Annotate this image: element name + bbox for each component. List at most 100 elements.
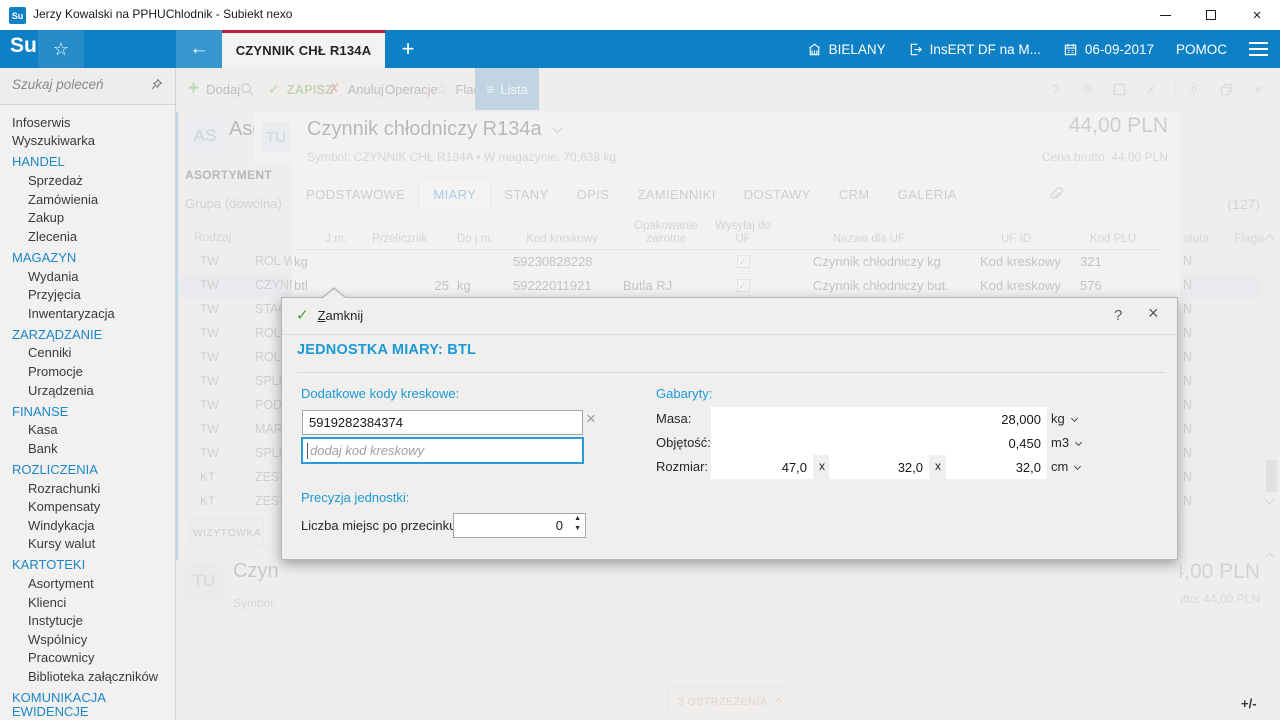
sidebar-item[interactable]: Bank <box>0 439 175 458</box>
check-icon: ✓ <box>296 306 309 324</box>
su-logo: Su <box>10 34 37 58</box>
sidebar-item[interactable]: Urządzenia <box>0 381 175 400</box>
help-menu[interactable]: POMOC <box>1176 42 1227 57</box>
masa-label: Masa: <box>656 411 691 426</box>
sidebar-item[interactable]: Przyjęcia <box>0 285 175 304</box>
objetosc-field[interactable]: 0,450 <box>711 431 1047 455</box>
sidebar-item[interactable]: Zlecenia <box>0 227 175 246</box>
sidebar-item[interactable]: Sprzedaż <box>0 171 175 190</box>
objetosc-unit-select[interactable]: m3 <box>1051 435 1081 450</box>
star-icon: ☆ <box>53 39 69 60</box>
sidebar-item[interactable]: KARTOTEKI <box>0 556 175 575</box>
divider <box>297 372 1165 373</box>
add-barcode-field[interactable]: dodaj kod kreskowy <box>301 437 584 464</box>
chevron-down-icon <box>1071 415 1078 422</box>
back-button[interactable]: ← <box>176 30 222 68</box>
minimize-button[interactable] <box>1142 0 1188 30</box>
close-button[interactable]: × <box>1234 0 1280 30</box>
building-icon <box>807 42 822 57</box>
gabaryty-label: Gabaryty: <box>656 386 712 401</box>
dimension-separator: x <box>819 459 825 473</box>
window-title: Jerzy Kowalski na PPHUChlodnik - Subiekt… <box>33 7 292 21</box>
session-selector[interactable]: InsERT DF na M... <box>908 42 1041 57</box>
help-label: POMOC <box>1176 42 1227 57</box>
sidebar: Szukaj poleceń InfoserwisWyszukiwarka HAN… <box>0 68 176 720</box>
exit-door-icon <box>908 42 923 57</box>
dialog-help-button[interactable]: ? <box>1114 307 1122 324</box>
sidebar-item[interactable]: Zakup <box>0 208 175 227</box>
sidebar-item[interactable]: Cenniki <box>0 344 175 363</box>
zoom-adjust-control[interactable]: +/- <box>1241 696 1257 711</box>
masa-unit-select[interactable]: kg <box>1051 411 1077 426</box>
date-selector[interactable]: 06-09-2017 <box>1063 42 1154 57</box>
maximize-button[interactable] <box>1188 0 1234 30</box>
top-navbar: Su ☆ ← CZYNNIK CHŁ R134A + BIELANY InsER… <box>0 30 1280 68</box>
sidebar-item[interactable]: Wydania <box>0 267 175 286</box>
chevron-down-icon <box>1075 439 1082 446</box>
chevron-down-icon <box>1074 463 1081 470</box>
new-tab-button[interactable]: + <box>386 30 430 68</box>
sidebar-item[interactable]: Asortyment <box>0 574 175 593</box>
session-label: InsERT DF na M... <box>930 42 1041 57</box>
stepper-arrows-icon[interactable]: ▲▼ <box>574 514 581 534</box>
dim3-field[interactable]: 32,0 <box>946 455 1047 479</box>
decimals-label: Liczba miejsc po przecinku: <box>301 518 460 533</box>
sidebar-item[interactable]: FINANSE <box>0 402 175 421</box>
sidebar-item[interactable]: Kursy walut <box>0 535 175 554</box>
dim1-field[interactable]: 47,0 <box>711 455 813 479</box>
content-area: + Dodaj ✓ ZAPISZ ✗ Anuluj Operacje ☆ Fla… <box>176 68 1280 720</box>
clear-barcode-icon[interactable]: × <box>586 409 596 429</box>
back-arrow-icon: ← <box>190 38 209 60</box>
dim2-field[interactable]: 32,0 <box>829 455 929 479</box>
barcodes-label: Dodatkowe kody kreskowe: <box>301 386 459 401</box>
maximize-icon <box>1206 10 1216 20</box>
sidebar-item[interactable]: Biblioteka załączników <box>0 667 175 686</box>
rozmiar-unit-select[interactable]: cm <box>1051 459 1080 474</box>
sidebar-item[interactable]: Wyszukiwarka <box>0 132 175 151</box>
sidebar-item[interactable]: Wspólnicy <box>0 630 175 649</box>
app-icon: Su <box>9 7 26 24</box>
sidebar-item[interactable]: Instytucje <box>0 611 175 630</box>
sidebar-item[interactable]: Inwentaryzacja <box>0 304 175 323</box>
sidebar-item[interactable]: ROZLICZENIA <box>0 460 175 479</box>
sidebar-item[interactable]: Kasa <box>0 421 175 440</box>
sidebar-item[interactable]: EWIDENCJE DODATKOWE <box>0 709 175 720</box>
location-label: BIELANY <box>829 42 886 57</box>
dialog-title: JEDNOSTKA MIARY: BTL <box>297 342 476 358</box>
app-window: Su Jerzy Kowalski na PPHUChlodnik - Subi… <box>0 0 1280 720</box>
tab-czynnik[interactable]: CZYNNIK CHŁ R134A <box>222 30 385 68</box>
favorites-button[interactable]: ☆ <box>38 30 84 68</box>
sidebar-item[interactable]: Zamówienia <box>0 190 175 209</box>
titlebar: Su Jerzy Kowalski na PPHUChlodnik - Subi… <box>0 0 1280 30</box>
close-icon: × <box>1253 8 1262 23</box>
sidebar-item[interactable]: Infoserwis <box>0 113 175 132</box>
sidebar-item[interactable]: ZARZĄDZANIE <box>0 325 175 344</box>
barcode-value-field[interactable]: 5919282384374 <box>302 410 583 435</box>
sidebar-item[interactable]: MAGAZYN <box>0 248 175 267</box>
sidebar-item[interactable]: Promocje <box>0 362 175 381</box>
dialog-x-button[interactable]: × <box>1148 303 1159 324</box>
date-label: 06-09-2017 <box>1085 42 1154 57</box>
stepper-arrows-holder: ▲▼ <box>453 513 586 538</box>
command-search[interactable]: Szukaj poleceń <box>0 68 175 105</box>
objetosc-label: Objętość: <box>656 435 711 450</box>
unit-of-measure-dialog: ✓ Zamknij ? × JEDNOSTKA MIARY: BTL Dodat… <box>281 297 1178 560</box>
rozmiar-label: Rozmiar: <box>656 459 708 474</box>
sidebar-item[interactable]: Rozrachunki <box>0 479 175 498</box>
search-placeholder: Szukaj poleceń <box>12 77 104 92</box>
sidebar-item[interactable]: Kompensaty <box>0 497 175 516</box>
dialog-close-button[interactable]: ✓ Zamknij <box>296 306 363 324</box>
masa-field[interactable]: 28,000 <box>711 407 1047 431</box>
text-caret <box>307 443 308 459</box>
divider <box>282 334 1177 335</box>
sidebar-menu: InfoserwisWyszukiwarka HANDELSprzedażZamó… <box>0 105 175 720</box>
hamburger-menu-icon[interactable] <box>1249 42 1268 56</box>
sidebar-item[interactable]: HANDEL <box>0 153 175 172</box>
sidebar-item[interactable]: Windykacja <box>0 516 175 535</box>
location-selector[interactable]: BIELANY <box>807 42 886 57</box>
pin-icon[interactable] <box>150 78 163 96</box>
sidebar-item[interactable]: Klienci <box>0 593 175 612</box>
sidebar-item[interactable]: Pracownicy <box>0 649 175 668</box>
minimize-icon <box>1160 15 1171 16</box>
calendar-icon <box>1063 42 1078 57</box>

→ **TASK STATEMENT**
Format every line of the entries above as a Markdown table with two columns, Row and Line, numbering each row and skipping blank lines. Omit the pictures.

→ **EXERCISE ANSWER**
| Row | Line |
|---|---|
| 1 | Annotate this image: element name + bbox for each component. List at most 100 elements. |
| 2 | sidebar-item[interactable]: Bank <box>0 439 175 458</box> |
| 3 | check-icon: ✓ <box>296 306 309 324</box> |
| 4 | su-logo: Su <box>10 34 37 58</box> |
| 5 | sidebar-item[interactable]: Urządzenia <box>0 381 175 400</box> |
| 6 | help-menu[interactable]: POMOC <box>1176 42 1227 57</box> |
| 7 | masa-label: Masa: <box>656 411 691 426</box> |
| 8 | sidebar-item[interactable]: Przyjęcia <box>0 285 175 304</box> |
| 9 | objetosc-field[interactable]: 0,450 <box>711 431 1047 455</box> |
| 10 | sidebar-item[interactable]: Zlecenia <box>0 227 175 246</box> |
| 11 | sidebar-item[interactable]: Sprzedaż <box>0 171 175 190</box> |
| 12 | objetosc-unit-select[interactable]: m3 <box>1051 435 1081 450</box> |
| 13 | star-icon: ☆ <box>53 39 69 60</box> |
| 14 | sidebar-item[interactable]: KARTOTEKI <box>0 556 175 575</box> |
| 15 | divider <box>297 372 1165 373</box> |
| 16 | add-barcode-field[interactable]: dodaj kod kreskowy <box>301 437 584 464</box> |
| 17 | chevron-down-icon <box>1071 415 1078 422</box> |
| 18 | back-button[interactable]: ← <box>176 30 222 68</box> |
| 19 | minimize-button[interactable] <box>1142 0 1188 30</box> |
| 20 | close-button[interactable]: × <box>1234 0 1280 30</box> |
| 21 | building-icon <box>807 42 822 57</box> |
| 22 | gabaryty-label: Gabaryty: <box>656 386 712 401</box> |
| 23 | dimension-separator: x <box>819 459 825 473</box> |
| 24 | window-title: Jerzy Kowalski na PPHUChlodnik - Subiekt… <box>33 7 292 21</box> |
| 25 | session-selector[interactable]: InsERT DF na M... <box>908 42 1041 57</box> |
| 26 | help-label: POMOC <box>1176 42 1227 57</box> |
| 27 | sidebar: Szukaj poleceń InfoserwisWyszukiwarka HAN… <box>0 68 176 720</box> |
| 28 | exit-door-icon <box>908 42 923 57</box> |
| 29 | dialog-help-button[interactable]: ? <box>1114 307 1122 324</box> |
| 30 | sidebar-item[interactable]: Zakup <box>0 208 175 227</box> |
| 31 | sidebar-item[interactable]: Cenniki <box>0 344 175 363</box> |
| 32 | zoom-adjust-control[interactable]: +/- <box>1241 696 1257 711</box> |
| 33 | masa-unit-select[interactable]: kg <box>1051 411 1077 426</box> |
| 34 | date-selector[interactable]: 06-09-2017 <box>1063 42 1154 57</box> |
| 35 | maximize-button[interactable] <box>1188 0 1234 30</box> |
| 36 | top-navbar: Su ☆ ← CZYNNIK CHŁ R134A + BIELANY InsER… <box>0 30 1280 68</box> |
| 37 | sidebar-item[interactable]: Wydania <box>0 267 175 286</box> |
| 38 | chevron-down-icon <box>1075 439 1082 446</box> |
| 39 | chevron-down-icon <box>1074 463 1081 470</box> |
| 40 | new-tab-button[interactable]: + <box>386 30 430 68</box> |
| 41 | sidebar-item[interactable]: Asortyment <box>0 574 175 593</box> |
| 42 | session-label: InsERT DF na M... <box>930 42 1041 57</box> |
| 43 | stepper-arrows-icon[interactable]: ▲▼ <box>574 514 581 534</box> |
| 44 | dim3-field[interactable]: 32,0 <box>946 455 1047 479</box> |
| 45 | decimals-label: Liczba miejsc po przecinku: <box>301 518 460 533</box> |
| 46 | sidebar-item[interactable]: FINANSE <box>0 402 175 421</box> |
| 47 | sidebar-item[interactable]: Kursy walut <box>0 535 175 554</box> |
| 48 | dim1-field[interactable]: 47,0 <box>711 455 813 479</box> |
| 49 | content-area: + Dodaj ✓ ZAPISZ ✗ Anuluj Operacje ☆ Fla… <box>176 68 1280 720</box> |
| 50 | clear-barcode-icon[interactable]: × <box>586 409 596 429</box> |
| 51 | back-arrow-icon: ← <box>190 38 209 60</box> |
| 52 | dim2-field[interactable]: 32,0 <box>829 455 929 479</box> |
| 53 | barcodes-label: Dodatkowe kody kreskowe: <box>301 386 459 401</box> |
| 54 | maximize-icon <box>1206 10 1216 20</box> |
| 55 | sidebar-item[interactable]: Biblioteka załączników <box>0 667 175 686</box> |
| 56 | rozmiar-unit-select[interactable]: cm <box>1051 459 1080 474</box> |
| 57 | sidebar-item[interactable]: Wyszukiwarka <box>0 132 175 151</box> |
| 58 | sidebar-item[interactable]: Wspólnicy <box>0 630 175 649</box> |
| 59 | app-icon: Su <box>9 7 26 24</box> |
| 60 | sidebar-item[interactable]: Instytucje <box>0 611 175 630</box> |
| 61 | sidebar-item[interactable]: Inwentaryzacja <box>0 304 175 323</box> |
| 62 | sidebar-item[interactable]: ROZLICZENIA <box>0 460 175 479</box> |
| 63 | sidebar-item[interactable]: Kasa <box>0 421 175 440</box> |
| 64 | sidebar-item[interactable]: EWIDENCJE DODATKOWE <box>0 709 175 720</box> |
| 65 | location-label: BIELANY <box>829 42 886 57</box> |
| 66 | dialog-title: JEDNOSTKA MIARY: BTL <box>297 342 476 358</box> |
| 67 | app-window: Su Jerzy Kowalski na PPHUChlodnik - Subi… <box>0 0 1280 720</box> |
| 68 | tab-czynnik[interactable]: CZYNNIK CHŁ R134A <box>222 30 385 68</box> |
| 69 | favorites-button[interactable]: ☆ <box>38 30 84 68</box> |
| 70 | sidebar-item[interactable]: Zamówienia <box>0 190 175 209</box> |
| 71 | titlebar: Su Jerzy Kowalski na PPHUChlodnik - Subi… <box>0 0 1280 30</box> |
| 72 | close-icon: × <box>1253 8 1262 23</box> |
| 73 | sidebar-item[interactable]: Infoserwis <box>0 113 175 132</box> |
| 74 | sidebar-item[interactable]: ZARZĄDZANIE <box>0 325 175 344</box> |
| 75 | barcode-value-field[interactable]: 5919282384374 <box>302 410 583 435</box> |
| 76 | sidebar-item[interactable]: MAGAZYN <box>0 248 175 267</box> |
| 77 | sidebar-item[interactable]: Promocje <box>0 362 175 381</box> |
| 78 | dialog-x-button[interactable]: × <box>1148 303 1159 324</box> |
| 79 | date-label: 06-09-2017 <box>1085 42 1154 57</box> |
| 80 | stepper-arrows-holder: ▲▼ <box>453 513 586 538</box> |
| 81 | command-search[interactable]: Szukaj poleceń <box>0 68 175 105</box> |
| 82 | objetosc-label: Objętość: <box>656 435 711 450</box> |
| 83 | unit-of-measure-dialog: ✓ Zamknij ? × JEDNOSTKA MIARY: BTL Dodat… <box>281 297 1178 560</box> |
| 84 | rozmiar-label: Rozmiar: <box>656 459 708 474</box> |
| 85 | sidebar-item[interactable]: Rozrachunki <box>0 479 175 498</box> |
| 86 | search-placeholder: Szukaj poleceń <box>12 77 104 92</box> |
| 87 | sidebar-item[interactable]: Kompensaty <box>0 497 175 516</box> |
| 88 | dialog-close-button[interactable]: ✓ Zamknij <box>296 306 363 324</box> |
| 89 | masa-field[interactable]: 28,000 <box>711 407 1047 431</box> |
| 90 | text-caret <box>307 443 308 459</box> |
| 91 | divider <box>282 334 1177 335</box> |
| 92 | sidebar-menu: InfoserwisWyszukiwarka HANDELSprzedażZamó… <box>0 105 175 720</box> |
| 93 | hamburger-menu-icon[interactable] <box>1249 42 1268 56</box> |
| 94 | sidebar-item[interactable]: HANDEL <box>0 153 175 172</box> |
| 95 | sidebar-item[interactable]: Windykacja <box>0 516 175 535</box> |
| 96 | location-selector[interactable]: BIELANY <box>807 42 886 57</box> |
| 97 | pin-icon[interactable] <box>150 78 163 96</box> |
| 98 | sidebar-item[interactable]: Klienci <box>0 593 175 612</box> |
| 99 | sidebar-item[interactable]: Pracownicy <box>0 649 175 668</box> |
| 100 | minimize-icon <box>1160 15 1171 16</box> |
| 101 | calendar-icon <box>1063 42 1078 57</box> |